§ AIM: Read the material below and tally how many lines hold the word "this", giving the number and nothing else.

[Records excerpted from a collection]
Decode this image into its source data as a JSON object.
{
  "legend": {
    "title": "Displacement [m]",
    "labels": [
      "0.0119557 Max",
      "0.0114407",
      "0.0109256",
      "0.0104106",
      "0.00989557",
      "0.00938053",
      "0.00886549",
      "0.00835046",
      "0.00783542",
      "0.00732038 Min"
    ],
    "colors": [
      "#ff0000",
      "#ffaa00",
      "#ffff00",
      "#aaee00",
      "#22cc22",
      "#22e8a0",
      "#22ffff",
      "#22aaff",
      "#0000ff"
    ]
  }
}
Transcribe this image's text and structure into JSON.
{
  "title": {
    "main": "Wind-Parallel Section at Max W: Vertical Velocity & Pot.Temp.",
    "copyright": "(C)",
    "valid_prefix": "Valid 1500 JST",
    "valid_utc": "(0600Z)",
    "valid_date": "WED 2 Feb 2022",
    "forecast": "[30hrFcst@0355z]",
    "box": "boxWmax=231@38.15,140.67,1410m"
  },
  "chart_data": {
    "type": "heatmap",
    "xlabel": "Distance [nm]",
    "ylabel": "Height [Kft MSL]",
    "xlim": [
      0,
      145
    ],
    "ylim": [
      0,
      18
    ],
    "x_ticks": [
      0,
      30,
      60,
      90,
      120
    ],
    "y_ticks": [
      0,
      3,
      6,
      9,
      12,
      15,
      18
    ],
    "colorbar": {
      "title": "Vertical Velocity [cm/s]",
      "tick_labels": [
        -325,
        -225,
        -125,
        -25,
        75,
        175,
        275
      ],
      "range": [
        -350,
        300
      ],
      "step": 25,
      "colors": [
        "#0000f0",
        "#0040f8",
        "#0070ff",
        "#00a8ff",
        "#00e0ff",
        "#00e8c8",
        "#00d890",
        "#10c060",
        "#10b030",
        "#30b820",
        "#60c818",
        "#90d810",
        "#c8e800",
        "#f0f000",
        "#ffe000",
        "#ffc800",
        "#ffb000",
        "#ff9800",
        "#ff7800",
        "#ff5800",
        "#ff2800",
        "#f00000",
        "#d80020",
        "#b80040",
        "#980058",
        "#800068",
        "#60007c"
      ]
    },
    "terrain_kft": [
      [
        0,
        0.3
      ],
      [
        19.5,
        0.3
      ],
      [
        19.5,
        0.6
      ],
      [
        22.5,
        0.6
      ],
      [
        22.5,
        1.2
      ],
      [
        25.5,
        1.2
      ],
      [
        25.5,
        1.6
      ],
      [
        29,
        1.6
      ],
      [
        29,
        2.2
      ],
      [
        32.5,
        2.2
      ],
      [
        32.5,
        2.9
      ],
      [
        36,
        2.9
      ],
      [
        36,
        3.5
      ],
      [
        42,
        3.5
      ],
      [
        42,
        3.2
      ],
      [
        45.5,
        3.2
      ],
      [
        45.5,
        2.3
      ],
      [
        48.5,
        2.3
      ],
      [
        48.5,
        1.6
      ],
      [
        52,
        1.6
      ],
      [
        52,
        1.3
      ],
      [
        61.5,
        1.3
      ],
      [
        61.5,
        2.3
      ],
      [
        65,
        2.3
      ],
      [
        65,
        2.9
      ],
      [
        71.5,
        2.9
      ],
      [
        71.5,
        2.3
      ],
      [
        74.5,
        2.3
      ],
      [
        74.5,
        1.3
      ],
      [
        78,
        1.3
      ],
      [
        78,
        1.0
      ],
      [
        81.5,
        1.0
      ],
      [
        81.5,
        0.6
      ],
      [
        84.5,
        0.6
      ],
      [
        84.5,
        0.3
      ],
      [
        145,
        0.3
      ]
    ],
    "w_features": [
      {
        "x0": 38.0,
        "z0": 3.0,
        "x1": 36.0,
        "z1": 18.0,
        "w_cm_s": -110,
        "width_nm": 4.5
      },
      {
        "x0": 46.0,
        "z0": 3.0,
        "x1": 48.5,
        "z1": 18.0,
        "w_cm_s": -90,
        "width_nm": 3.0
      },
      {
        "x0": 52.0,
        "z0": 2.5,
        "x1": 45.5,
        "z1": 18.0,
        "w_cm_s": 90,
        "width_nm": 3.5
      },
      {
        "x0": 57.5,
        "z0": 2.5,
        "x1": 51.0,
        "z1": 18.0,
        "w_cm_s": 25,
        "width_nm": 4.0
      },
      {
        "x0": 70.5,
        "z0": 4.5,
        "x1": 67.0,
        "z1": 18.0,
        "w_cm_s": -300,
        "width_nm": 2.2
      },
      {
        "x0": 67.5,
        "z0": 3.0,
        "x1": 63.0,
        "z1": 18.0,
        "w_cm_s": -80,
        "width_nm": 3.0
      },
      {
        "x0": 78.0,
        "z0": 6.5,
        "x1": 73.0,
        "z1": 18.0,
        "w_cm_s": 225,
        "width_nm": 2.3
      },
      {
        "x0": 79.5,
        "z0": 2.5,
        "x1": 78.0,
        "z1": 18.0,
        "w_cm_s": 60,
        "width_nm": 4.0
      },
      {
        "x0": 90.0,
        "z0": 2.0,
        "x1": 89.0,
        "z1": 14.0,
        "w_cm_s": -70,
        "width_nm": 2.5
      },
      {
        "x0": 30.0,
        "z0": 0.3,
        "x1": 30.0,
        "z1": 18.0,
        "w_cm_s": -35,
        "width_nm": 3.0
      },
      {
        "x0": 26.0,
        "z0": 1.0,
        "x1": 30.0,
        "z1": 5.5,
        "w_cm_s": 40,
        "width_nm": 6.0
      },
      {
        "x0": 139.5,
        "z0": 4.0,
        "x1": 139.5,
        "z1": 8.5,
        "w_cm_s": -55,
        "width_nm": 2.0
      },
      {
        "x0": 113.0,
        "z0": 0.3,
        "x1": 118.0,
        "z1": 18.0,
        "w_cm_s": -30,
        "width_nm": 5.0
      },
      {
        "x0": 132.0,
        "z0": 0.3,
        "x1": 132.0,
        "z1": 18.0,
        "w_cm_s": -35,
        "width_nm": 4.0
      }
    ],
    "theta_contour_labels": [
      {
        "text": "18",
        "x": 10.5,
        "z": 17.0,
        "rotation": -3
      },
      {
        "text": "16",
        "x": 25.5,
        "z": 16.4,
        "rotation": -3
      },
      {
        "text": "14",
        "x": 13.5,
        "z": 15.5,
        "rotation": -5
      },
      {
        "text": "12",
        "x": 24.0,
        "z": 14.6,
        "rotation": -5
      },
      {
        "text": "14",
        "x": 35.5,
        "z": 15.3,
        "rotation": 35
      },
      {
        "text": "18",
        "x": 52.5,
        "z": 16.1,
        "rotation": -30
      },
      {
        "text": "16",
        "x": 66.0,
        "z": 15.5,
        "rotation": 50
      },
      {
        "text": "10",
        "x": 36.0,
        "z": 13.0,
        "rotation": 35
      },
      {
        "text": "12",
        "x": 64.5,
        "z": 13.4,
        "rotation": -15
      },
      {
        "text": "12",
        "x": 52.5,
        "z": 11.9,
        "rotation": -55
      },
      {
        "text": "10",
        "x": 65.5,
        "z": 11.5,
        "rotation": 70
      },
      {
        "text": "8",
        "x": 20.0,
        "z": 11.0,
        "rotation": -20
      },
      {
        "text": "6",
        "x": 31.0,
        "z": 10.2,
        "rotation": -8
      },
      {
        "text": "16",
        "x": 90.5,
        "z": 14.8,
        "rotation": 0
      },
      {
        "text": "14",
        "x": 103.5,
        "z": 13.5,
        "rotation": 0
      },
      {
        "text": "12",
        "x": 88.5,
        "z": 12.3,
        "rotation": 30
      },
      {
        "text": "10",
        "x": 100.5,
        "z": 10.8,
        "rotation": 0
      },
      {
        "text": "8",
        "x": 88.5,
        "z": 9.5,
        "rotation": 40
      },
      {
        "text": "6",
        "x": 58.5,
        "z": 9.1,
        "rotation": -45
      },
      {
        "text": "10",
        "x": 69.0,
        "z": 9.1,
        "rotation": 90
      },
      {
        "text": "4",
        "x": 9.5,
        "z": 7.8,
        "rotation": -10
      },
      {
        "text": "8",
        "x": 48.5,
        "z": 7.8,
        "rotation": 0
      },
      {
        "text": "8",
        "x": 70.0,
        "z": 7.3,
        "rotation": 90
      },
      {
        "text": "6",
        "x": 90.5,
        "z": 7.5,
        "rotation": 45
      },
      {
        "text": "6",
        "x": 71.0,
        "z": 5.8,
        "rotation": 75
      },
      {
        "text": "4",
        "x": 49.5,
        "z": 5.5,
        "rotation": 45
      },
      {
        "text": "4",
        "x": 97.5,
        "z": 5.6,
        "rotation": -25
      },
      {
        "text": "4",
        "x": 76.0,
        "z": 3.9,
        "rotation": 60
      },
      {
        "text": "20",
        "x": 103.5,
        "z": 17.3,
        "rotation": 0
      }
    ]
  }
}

§ EXERCISE RESULT: 2